> Objective:
Reproduce the material exactly, omitting nothing.

(A run of records)
>> BEGIN

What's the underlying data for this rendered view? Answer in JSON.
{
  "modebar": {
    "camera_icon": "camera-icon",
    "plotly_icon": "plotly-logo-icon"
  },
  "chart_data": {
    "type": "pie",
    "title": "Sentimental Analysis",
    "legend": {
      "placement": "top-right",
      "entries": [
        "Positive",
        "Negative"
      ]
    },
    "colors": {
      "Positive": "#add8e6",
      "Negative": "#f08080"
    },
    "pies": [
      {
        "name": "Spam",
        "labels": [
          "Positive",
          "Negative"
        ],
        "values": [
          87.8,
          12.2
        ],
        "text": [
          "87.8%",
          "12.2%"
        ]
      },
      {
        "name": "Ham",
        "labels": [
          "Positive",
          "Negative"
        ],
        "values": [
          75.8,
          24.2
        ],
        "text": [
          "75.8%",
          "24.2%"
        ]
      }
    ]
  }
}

>> END

> Exercise output:
What's the underlying data for this rendered view? Answer in JSON.
{
  "modebar": {
    "camera_icon": "camera-icon",
    "plotly_icon": "plotly-logo-icon"
  },
  "chart_data": {
    "type": "pie",
    "title": "Sentimental Analysis",
    "legend": {
      "placement": "top-right",
      "entries": [
        "Positive",
        "Negative"
      ]
    },
    "colors": {
      "Positive": "#add8e6",
      "Negative": "#f08080"
    },
    "pies": [
      {
        "name": "Spam",
        "labels": [
          "Positive",
          "Negative"
        ],
        "values": [
          87.8,
          12.2
        ],
        "text": [
          "87.8%",
          "12.2%"
        ]
      },
      {
        "name": "Ham",
        "labels": [
          "Positive",
          "Negative"
        ],
        "values": [
          75.8,
          24.2
        ],
        "text": [
          "75.8%",
          "24.2%"
        ]
      }
    ]
  }
}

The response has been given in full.